§ **WRITTEN REQUEST**
Please rename every "isobar-label" in the data below to "pressure-label" and keep everything else the same.

Items listed in a dataset:
━━━━━━━━━━
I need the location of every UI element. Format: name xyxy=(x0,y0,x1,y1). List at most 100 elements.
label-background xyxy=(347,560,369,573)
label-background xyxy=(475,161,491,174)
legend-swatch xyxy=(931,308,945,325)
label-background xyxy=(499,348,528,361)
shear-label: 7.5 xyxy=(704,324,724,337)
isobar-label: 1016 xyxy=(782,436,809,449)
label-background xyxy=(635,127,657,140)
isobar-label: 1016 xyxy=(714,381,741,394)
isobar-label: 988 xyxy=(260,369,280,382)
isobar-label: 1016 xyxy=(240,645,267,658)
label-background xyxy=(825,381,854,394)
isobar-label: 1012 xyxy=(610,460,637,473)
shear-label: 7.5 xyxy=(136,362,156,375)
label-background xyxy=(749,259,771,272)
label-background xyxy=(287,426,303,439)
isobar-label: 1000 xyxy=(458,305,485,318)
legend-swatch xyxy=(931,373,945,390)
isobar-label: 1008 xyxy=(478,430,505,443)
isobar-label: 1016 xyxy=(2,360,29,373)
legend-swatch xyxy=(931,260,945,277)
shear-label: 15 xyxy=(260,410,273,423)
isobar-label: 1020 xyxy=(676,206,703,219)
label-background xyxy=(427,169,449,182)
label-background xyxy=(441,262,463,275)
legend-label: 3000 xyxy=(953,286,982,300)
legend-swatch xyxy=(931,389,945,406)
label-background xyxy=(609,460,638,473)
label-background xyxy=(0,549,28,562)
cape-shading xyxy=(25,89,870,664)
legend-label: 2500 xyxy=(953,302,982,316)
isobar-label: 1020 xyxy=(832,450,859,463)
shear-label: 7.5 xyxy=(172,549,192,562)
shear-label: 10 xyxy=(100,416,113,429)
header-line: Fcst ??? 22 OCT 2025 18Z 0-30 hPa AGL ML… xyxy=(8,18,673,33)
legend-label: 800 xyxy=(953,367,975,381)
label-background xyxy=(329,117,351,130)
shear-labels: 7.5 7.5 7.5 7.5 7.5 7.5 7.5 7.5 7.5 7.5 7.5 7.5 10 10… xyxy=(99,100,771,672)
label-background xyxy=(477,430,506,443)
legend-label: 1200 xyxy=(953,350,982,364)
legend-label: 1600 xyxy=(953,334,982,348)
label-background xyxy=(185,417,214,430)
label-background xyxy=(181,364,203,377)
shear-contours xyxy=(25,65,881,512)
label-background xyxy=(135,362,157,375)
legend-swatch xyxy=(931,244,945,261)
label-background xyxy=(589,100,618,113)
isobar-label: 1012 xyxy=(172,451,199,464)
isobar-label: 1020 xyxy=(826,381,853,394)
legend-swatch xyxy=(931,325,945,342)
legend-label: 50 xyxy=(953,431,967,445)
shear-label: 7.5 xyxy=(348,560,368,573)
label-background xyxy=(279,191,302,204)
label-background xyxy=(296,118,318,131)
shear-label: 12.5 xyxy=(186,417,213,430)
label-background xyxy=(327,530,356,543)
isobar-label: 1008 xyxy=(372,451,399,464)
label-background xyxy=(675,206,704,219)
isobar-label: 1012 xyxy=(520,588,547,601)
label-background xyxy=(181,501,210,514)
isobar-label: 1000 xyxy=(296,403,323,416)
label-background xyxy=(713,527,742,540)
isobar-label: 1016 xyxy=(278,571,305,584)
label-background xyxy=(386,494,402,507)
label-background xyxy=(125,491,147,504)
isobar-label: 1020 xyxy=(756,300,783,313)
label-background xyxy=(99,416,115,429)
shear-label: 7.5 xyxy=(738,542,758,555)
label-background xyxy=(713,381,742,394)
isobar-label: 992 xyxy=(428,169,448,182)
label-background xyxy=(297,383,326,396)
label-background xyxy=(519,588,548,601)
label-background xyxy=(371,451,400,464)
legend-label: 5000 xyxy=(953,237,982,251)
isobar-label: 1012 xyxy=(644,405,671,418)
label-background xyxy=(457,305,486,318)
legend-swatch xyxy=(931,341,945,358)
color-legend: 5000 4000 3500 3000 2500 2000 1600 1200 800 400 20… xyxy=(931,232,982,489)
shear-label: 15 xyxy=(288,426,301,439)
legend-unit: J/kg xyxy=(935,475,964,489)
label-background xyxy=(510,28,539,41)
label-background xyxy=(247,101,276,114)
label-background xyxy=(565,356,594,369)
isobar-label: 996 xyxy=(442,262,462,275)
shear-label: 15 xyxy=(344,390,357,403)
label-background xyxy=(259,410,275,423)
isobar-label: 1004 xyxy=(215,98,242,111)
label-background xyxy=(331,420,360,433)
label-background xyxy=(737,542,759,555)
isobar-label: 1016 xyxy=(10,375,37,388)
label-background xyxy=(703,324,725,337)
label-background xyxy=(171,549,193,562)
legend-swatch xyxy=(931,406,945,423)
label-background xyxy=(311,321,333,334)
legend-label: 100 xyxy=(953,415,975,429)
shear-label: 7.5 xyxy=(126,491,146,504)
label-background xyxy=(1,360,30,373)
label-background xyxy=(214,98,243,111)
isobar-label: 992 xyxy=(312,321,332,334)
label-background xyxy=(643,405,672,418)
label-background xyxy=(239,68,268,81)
━━━━━━━━━━
§ **EXERCISE SOLUTION**
I need the location of every UI element. Format: name xyxy=(x0,y0,x1,y1). List at most 100 elements.
label-background xyxy=(347,560,369,573)
label-background xyxy=(475,161,491,174)
legend-swatch xyxy=(931,308,945,325)
label-background xyxy=(499,348,528,361)
shear-label: 7.5 xyxy=(704,324,724,337)
pressure-label: 1016 xyxy=(782,436,809,449)
label-background xyxy=(635,127,657,140)
pressure-label: 1016 xyxy=(714,381,741,394)
pressure-label: 988 xyxy=(260,369,280,382)
pressure-label: 1016 xyxy=(240,645,267,658)
label-background xyxy=(825,381,854,394)
pressure-label: 1012 xyxy=(610,460,637,473)
shear-label: 7.5 xyxy=(136,362,156,375)
label-background xyxy=(749,259,771,272)
label-background xyxy=(287,426,303,439)
pressure-label: 1000 xyxy=(458,305,485,318)
legend-swatch xyxy=(931,373,945,390)
pressure-label: 1008 xyxy=(478,430,505,443)
pressure-label: 1016 xyxy=(2,360,29,373)
legend-swatch xyxy=(931,260,945,277)
shear-label: 15 xyxy=(260,410,273,423)
pressure-label: 1020 xyxy=(676,206,703,219)
label-background xyxy=(427,169,449,182)
label-background xyxy=(441,262,463,275)
legend-label: 3000 xyxy=(953,286,982,300)
legend-swatch xyxy=(931,389,945,406)
label-background xyxy=(609,460,638,473)
label-background xyxy=(0,549,28,562)
cape-shading xyxy=(25,89,870,664)
legend-label: 2500 xyxy=(953,302,982,316)
pressure-label: 1020 xyxy=(832,450,859,463)
shear-label: 7.5 xyxy=(172,549,192,562)
shear-label: 10 xyxy=(100,416,113,429)
header-line: Fcst ??? 22 OCT 2025 18Z 0-30 hPa AGL ML… xyxy=(8,18,673,33)
legend-label: 800 xyxy=(953,367,975,381)
label-background xyxy=(329,117,351,130)
shear-labels: 7.5 7.5 7.5 7.5 7.5 7.5 7.5 7.5 7.5 7.5 7.5 7.5 10 10… xyxy=(99,100,771,672)
label-background xyxy=(477,430,506,443)
legend-label: 1200 xyxy=(953,350,982,364)
legend-label: 1600 xyxy=(953,334,982,348)
label-background xyxy=(185,417,214,430)
label-background xyxy=(181,364,203,377)
shear-contours xyxy=(25,65,881,512)
label-background xyxy=(135,362,157,375)
legend-swatch xyxy=(931,244,945,261)
label-background xyxy=(589,100,618,113)
pressure-label: 1012 xyxy=(172,451,199,464)
pressure-label: 1020 xyxy=(826,381,853,394)
legend-swatch xyxy=(931,325,945,342)
legend-label: 50 xyxy=(953,431,967,445)
shear-label: 7.5 xyxy=(348,560,368,573)
label-background xyxy=(279,191,302,204)
label-background xyxy=(296,118,318,131)
shear-label: 12.5 xyxy=(186,417,213,430)
label-background xyxy=(327,530,356,543)
pressure-label: 1008 xyxy=(372,451,399,464)
label-background xyxy=(675,206,704,219)
pressure-label: 1012 xyxy=(520,588,547,601)
label-background xyxy=(181,501,210,514)
pressure-label: 1000 xyxy=(296,403,323,416)
label-background xyxy=(713,527,742,540)
pressure-label: 1016 xyxy=(278,571,305,584)
label-background xyxy=(386,494,402,507)
label-background xyxy=(125,491,147,504)
pressure-label: 1020 xyxy=(756,300,783,313)
label-background xyxy=(99,416,115,429)
shear-label: 7.5 xyxy=(738,542,758,555)
label-background xyxy=(713,381,742,394)
pressure-label: 992 xyxy=(428,169,448,182)
label-background xyxy=(297,383,326,396)
label-background xyxy=(519,588,548,601)
label-background xyxy=(371,451,400,464)
legend-label: 5000 xyxy=(953,237,982,251)
pressure-label: 1012 xyxy=(644,405,671,418)
label-background xyxy=(457,305,486,318)
legend-swatch xyxy=(931,341,945,358)
color-legend: 5000 4000 3500 3000 2500 2000 1600 1200 800 400 20… xyxy=(931,232,982,489)
shear-label: 15 xyxy=(288,426,301,439)
legend-unit: J/kg xyxy=(935,475,964,489)
label-background xyxy=(510,28,539,41)
label-background xyxy=(247,101,276,114)
label-background xyxy=(565,356,594,369)
pressure-label: 996 xyxy=(442,262,462,275)
shear-label: 15 xyxy=(344,390,357,403)
label-background xyxy=(259,410,275,423)
pressure-label: 1004 xyxy=(215,98,242,111)
label-background xyxy=(331,420,360,433)
label-background xyxy=(737,542,759,555)
pressure-label: 1016 xyxy=(10,375,37,388)
label-background xyxy=(703,324,725,337)
label-background xyxy=(171,549,193,562)
legend-swatch xyxy=(931,406,945,423)
label-background xyxy=(311,321,333,334)
legend-label: 100 xyxy=(953,415,975,429)
shear-label: 7.5 xyxy=(126,491,146,504)
label-background xyxy=(1,360,30,373)
label-background xyxy=(214,98,243,111)
pressure-label: 992 xyxy=(312,321,332,334)
label-background xyxy=(643,405,672,418)
label-background xyxy=(239,68,268,81)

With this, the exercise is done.